• _DATA EXCERPTS_
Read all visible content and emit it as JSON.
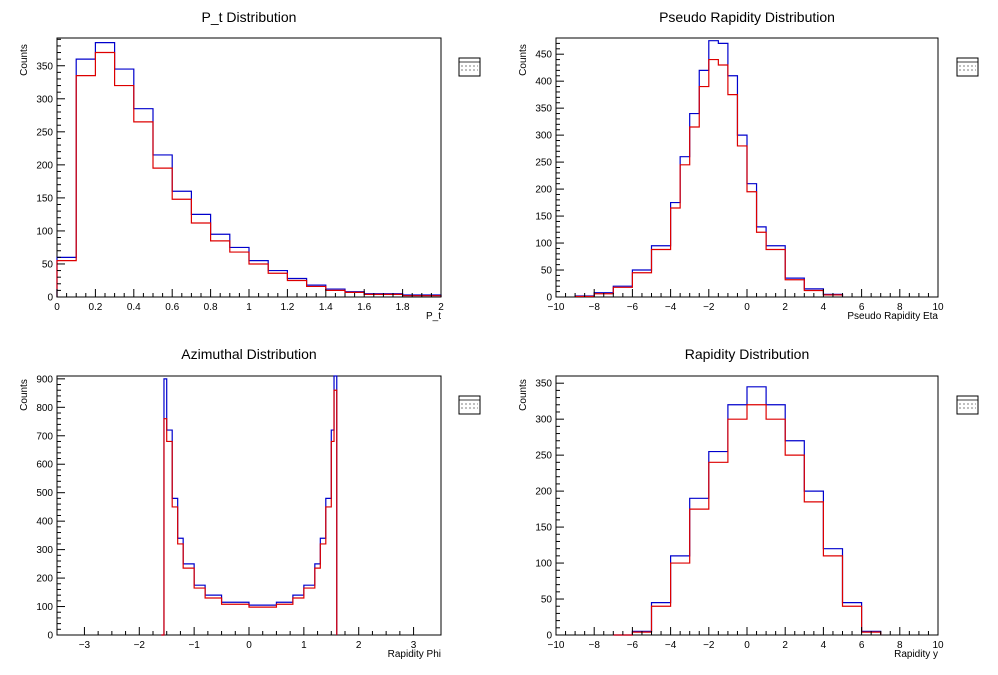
{
  "colors": {
    "series_blue": "#0000cc",
    "series_red": "#dd0000",
    "axis": "#000000",
    "background": "#ffffff"
  },
  "chart_data": [
    {
      "type": "histogram",
      "title": "P_t Distribution",
      "xlabel": "P_t",
      "ylabel": "Counts",
      "xlim": [
        0,
        2
      ],
      "ylim": [
        0,
        392
      ],
      "xticks": [
        0,
        0.2,
        0.4,
        0.6,
        0.8,
        1,
        1.2,
        1.4,
        1.6,
        1.8,
        2
      ],
      "xtick_labels": [
        "0",
        "0.2",
        "0.4",
        "0.6",
        "0.8",
        "1",
        "1.2",
        "1.4",
        "1.6",
        "1.8",
        "2"
      ],
      "yticks": [
        0,
        50,
        100,
        150,
        200,
        250,
        300,
        350
      ],
      "ytick_labels": [
        "0",
        "50",
        "100",
        "150",
        "200",
        "250",
        "300",
        "350"
      ],
      "grid": false,
      "stats_box": "right",
      "series": [
        {
          "color": "blue",
          "x": [
            0.0,
            0.1,
            0.2,
            0.3,
            0.4,
            0.5,
            0.6,
            0.7,
            0.8,
            0.9,
            1.0,
            1.1,
            1.2,
            1.3,
            1.4,
            1.5,
            1.6,
            1.8,
            2.0
          ],
          "y": [
            60,
            360,
            385,
            345,
            285,
            215,
            160,
            125,
            95,
            75,
            55,
            40,
            28,
            18,
            12,
            8,
            5,
            3,
            2
          ]
        },
        {
          "color": "red",
          "x": [
            0.0,
            0.1,
            0.2,
            0.3,
            0.4,
            0.5,
            0.6,
            0.7,
            0.8,
            0.9,
            1.0,
            1.1,
            1.2,
            1.3,
            1.4,
            1.5,
            1.6,
            1.8,
            2.0
          ],
          "y": [
            55,
            335,
            370,
            320,
            265,
            195,
            148,
            112,
            85,
            68,
            50,
            36,
            25,
            16,
            10,
            7,
            4,
            2,
            1
          ]
        }
      ]
    },
    {
      "type": "histogram",
      "title": "Pseudo Rapidity Distribution",
      "xlabel": "Pseudo Rapidity Eta",
      "ylabel": "Counts",
      "xlim": [
        -10,
        10
      ],
      "ylim": [
        0,
        480
      ],
      "xticks": [
        -10,
        -8,
        -6,
        -4,
        -2,
        0,
        2,
        4,
        6,
        8,
        10
      ],
      "xtick_labels": [
        "−10",
        "−8",
        "−6",
        "−4",
        "−2",
        "0",
        "2",
        "4",
        "6",
        "8",
        "10"
      ],
      "yticks": [
        0,
        50,
        100,
        150,
        200,
        250,
        300,
        350,
        400,
        450
      ],
      "ytick_labels": [
        "0",
        "50",
        "100",
        "150",
        "200",
        "250",
        "300",
        "350",
        "400",
        "450"
      ],
      "grid": false,
      "stats_box": "right",
      "series": [
        {
          "color": "blue",
          "x": [
            -9,
            -8,
            -7,
            -6,
            -5,
            -4,
            -3.5,
            -3,
            -2.5,
            -2,
            -1.5,
            -1,
            -0.5,
            0,
            0.5,
            1,
            2,
            3,
            4,
            5
          ],
          "y": [
            2,
            8,
            20,
            50,
            95,
            175,
            260,
            340,
            420,
            475,
            470,
            410,
            300,
            210,
            130,
            95,
            35,
            15,
            5,
            1
          ]
        },
        {
          "color": "red",
          "x": [
            -9,
            -8,
            -7,
            -6,
            -5,
            -4,
            -3.5,
            -3,
            -2.5,
            -2,
            -1.5,
            -1,
            -0.5,
            0,
            0.5,
            1,
            2,
            3,
            4,
            5
          ],
          "y": [
            1,
            6,
            18,
            45,
            88,
            165,
            245,
            315,
            390,
            440,
            430,
            375,
            280,
            195,
            120,
            88,
            32,
            12,
            4,
            1
          ]
        }
      ]
    },
    {
      "type": "histogram",
      "title": "Azimuthal Distribution",
      "xlabel": "Rapidity Phi",
      "ylabel": "Counts",
      "xlim": [
        -3.5,
        3.5
      ],
      "ylim": [
        0,
        910
      ],
      "xticks": [
        -3,
        -2,
        -1,
        0,
        1,
        2,
        3
      ],
      "xtick_labels": [
        "−3",
        "−2",
        "−1",
        "0",
        "1",
        "2",
        "3"
      ],
      "yticks": [
        0,
        100,
        200,
        300,
        400,
        500,
        600,
        700,
        800,
        900
      ],
      "ytick_labels": [
        "0",
        "100",
        "200",
        "300",
        "400",
        "500",
        "600",
        "700",
        "800",
        "900"
      ],
      "grid": false,
      "stats_box": "right",
      "series": [
        {
          "color": "blue",
          "x": [
            -1.6,
            -1.55,
            -1.5,
            -1.4,
            -1.3,
            -1.2,
            -1.0,
            -0.8,
            -0.5,
            0,
            0.5,
            0.8,
            1.0,
            1.2,
            1.3,
            1.4,
            1.5,
            1.55,
            1.6
          ],
          "y": [
            0,
            900,
            720,
            480,
            340,
            250,
            175,
            140,
            115,
            105,
            115,
            140,
            175,
            250,
            340,
            480,
            720,
            910,
            0
          ]
        },
        {
          "color": "red",
          "x": [
            -1.6,
            -1.55,
            -1.5,
            -1.4,
            -1.3,
            -1.2,
            -1.0,
            -0.8,
            -0.5,
            0,
            0.5,
            0.8,
            1.0,
            1.2,
            1.3,
            1.4,
            1.5,
            1.55,
            1.6
          ],
          "y": [
            0,
            760,
            680,
            450,
            320,
            235,
            165,
            130,
            108,
            98,
            108,
            130,
            165,
            235,
            320,
            450,
            680,
            860,
            0
          ]
        }
      ]
    },
    {
      "type": "histogram",
      "title": "Rapidity Distribution",
      "xlabel": "Rapidity y",
      "ylabel": "Counts",
      "xlim": [
        -10,
        10
      ],
      "ylim": [
        0,
        360
      ],
      "xticks": [
        -10,
        -8,
        -6,
        -4,
        -2,
        0,
        2,
        4,
        6,
        8,
        10
      ],
      "xtick_labels": [
        "−10",
        "−8",
        "−6",
        "−4",
        "−2",
        "0",
        "2",
        "4",
        "6",
        "8",
        "10"
      ],
      "yticks": [
        0,
        50,
        100,
        150,
        200,
        250,
        300,
        350
      ],
      "ytick_labels": [
        "0",
        "50",
        "100",
        "150",
        "200",
        "250",
        "300",
        "350"
      ],
      "grid": false,
      "stats_box": "right",
      "series": [
        {
          "color": "blue",
          "x": [
            -7,
            -6,
            -5,
            -4,
            -3,
            -2,
            -1,
            0,
            1,
            2,
            3,
            4,
            5,
            6,
            7
          ],
          "y": [
            0,
            5,
            45,
            110,
            190,
            255,
            320,
            345,
            320,
            270,
            200,
            120,
            45,
            5,
            0
          ]
        },
        {
          "color": "red",
          "x": [
            -7,
            -6,
            -5,
            -4,
            -3,
            -2,
            -1,
            0,
            1,
            2,
            3,
            4,
            5,
            6,
            7
          ],
          "y": [
            0,
            4,
            40,
            100,
            175,
            240,
            300,
            320,
            300,
            250,
            185,
            110,
            40,
            4,
            0
          ]
        }
      ]
    }
  ]
}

• _REQUIREMENT_
From the data above, copy out every line with the string "Pseudo" in it.

• _ANSWER FOR THE TASK_
      "title": "Pseudo Rapidity Distribution",
      "xlabel": "Pseudo Rapidity Eta",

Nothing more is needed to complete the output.